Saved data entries

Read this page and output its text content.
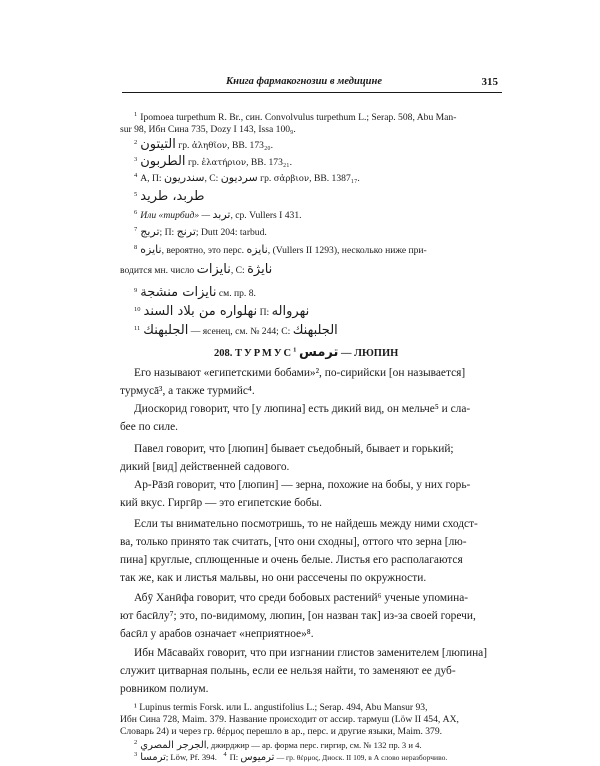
Книга фармакогнозии в медицине	315
$^1$ Ipomoea turpethum R. Br., син. Convolvulus turpethum L.; Serap. 508, Abu Man-
sur 98, Ибн Сина 735, Dozy I 143, Issa 100₉.
$^2$ التيتون гр. ἀληθῖον, BB. 173₂₀.
$^3$ الطربون гр. ἐλατήριον, BB. 173₂₁.
$^4$ А, П: سندريون, С: سرديون гр. σἁρβιον, BB. 1387₁₇.
$^5$ طربد، طريد
$^6$ Или «тирбид» — تربد, ср. Vullers I 431.
$^7$ تربج; П: ترنج; Dutt 204: tarbud.
$^8$ نايزه, вероятно, это перс. نايزه, (Vullers II 1293), несколько ниже при-
водится мн. число نايزات, С: نايژة
$^9$ نايزات منشجة см. пр. 8.
$^{10}$ نهلواره من بلاد السند П: نهرواله
$^{11}$ الجلبهنك — ясенец, см. № 244; С: الجلبهنك
208. ТУРМУС$^1$ ترمس — ЛЮПИН
Его называют «египетскими бобами»², по-сирийски [он называется]
турмусā³, а также турмийс⁴.
Диоскорид говорит, что [у люпина] есть дикий вид, он мельче⁵ и сла-
бее по силе.
Павел говорит, что [люпин] бывает съедобный, бывает и горький;
дикий [вид] действенней садового.
Ар-Рāзӣ говорит, что [люпин] — зерна, похожие на бобы, у них горь-
кий вкус. Гиргӣр — это египетские бобы.
Если ты внимательно посмотришь, то не найдешь между ними сходст-
ва, только принято так считать, [что они сходны], оттого что зерна [лю-
пина] круглые, сплющенные и очень белые. Листья его располагаются
так же, как и листья мальвы, но они рассечены по окружности.
Абӯ Ханӣфа говорит, что среди бобовых растений⁶ ученые упомина-
ют басӣлу⁷; это, по-видимому, люпин, [он назван так] из-за своей горечи,
басӣл у арабов означает «неприятное»⁸.
Ибн Мāсавайх говорит, что при изгнании глистов заменителем [люпина]
служит цитварная полынь, если ее нельзя найти, то заменяют ее дуб-
ровником полиум.
¹ Lupinus termis Forsk. или L. angustifolius L.; Serap. 494, Abu Mansur 93,
Ибн Сина 728, Maim. 379. Название происходит от ассир. тармуш (Löw II 454, АХ,
Словарь 24) и через гр. θέρμος перешло в ар., перс. и другие языки, Maim. 379.
$^2$ الجرجر المصري, джирджир — ар. форма перс. гиргир, см. № 132 пр. 3 и 4.
$^3$ ترمسا; Löw, Pf. 394. $^4$ П: ترميوس — гр. θέρμος, Диоск. II 109, в А слово неразборчиво.
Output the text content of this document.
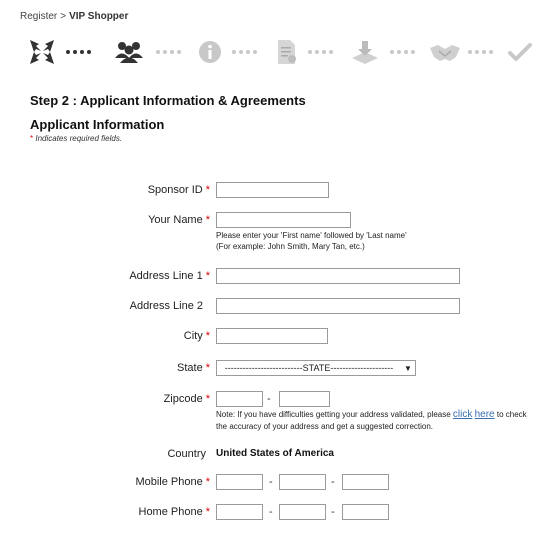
Register > VIP Shopper
Step 2 : Applicant Information & Agreements
Applicant Information
* Indicates required fields.
Sponsor ID *
Your Name *
Please enter your 'First name' followed by 'Last name'
(For example: John Smith, Mary Tan, etc.)
Address Line 1 *
Address Line 2
City *
State *	--------------------------STATE---------------------	▼
Zipcode *	-
Note: If you have difficulties getting your address validated, please click here to check the accuracy of your address and get a suggested correction.
Country United States of America
Mobile Phone *	-	-
Home Phone *	-	-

• **CHALLENGE**:
Give back every line exactly as it stands, pictures excluded.

• **EXERCISE OUTPUT**:
Read this page and output its text content.
Книга фармакогнозии в медицине	315
$^1$ Ipomoea turpethum R. Br., син. Convolvulus turpethum L.; Serap. 508, Abu Man-
sur 98, Ибн Сина 735, Dozy I 143, Issa 100₉.
$^2$ التيتون гр. ἀληθῖον, BB. 173₂₀.
$^3$ الطربون гр. ἐλατήριον, BB. 173₂₁.
$^4$ А, П: سندريون, С: سرديون гр. σἁρβιον, BB. 1387₁₇.
$^5$ طربد، طريد
$^6$ Или «тирбид» — تربد, ср. Vullers I 431.
$^7$ تربج; П: ترنج; Dutt 204: tarbud.
$^8$ نايزه, вероятно, это перс. نايزه, (Vullers II 1293), несколько ниже при-
водится мн. число نايزات, С: نايژة
$^9$ نايزات منشجة см. пр. 8.
$^{10}$ نهلواره من بلاد السند П: نهرواله
$^{11}$ الجلبهنك — ясенец, см. № 244; С: الجلبهنك
208. ТУРМУС$^1$ ترمس — ЛЮПИН
Его называют «египетскими бобами»², по-сирийски [он называется]
турмусā³, а также турмийс⁴.
Диоскорид говорит, что [у люпина] есть дикий вид, он мельче⁵ и сла-
бее по силе.
Павел говорит, что [люпин] бывает съедобный, бывает и горький;
дикий [вид] действенней садового.
Ар-Рāзӣ говорит, что [люпин] — зерна, похожие на бобы, у них горь-
кий вкус. Гиргӣр — это египетские бобы.
Если ты внимательно посмотришь, то не найдешь между ними сходст-
ва, только принято так считать, [что они сходны], оттого что зерна [лю-
пина] круглые, сплющенные и очень белые. Листья его располагаются
так же, как и листья мальвы, но они рассечены по окружности.
Абӯ Ханӣфа говорит, что среди бобовых растений⁶ ученые упомина-
ют басӣлу⁷; это, по-видимому, люпин, [он назван так] из-за своей горечи,
басӣл у арабов означает «неприятное»⁸.
Ибн Мāсавайх говорит, что при изгнании глистов заменителем [люпина]
служит цитварная полынь, если ее нельзя найти, то заменяют ее дуб-
ровником полиум.
¹ Lupinus termis Forsk. или L. angustifolius L.; Serap. 494, Abu Mansur 93,
Ибн Сина 728, Maim. 379. Название происходит от ассир. тармуш (Löw II 454, АХ,
Словарь 24) и через гр. θέρμος перешло в ар., перс. и другие языки, Maim. 379.
$^2$ الجرجر المصري, джирджир — ар. форма перс. гиргир, см. № 132 пр. 3 и 4.
$^3$ ترمسا; Löw, Pf. 394. $^4$ П: ترميوس — гр. θέρμος, Диоск. II 109, в А слово неразборчиво.
Output the text content of this document.
Register > VIP Shopper
Step 2 : Applicant Information & Agreements
Applicant Information
* Indicates required fields.
Sponsor ID *
Your Name *
Please enter your 'First name' followed by 'Last name'
(For example: John Smith, Mary Tan, etc.)
Address Line 1 *
Address Line 2
City *
State *	--------------------------STATE---------------------	▼
Zipcode *	-
Note: If you have difficulties getting your address validated, please click here to check the accuracy of your address and get a suggested correction.
Country United States of America
Mobile Phone *	-	-
Home Phone *	-	-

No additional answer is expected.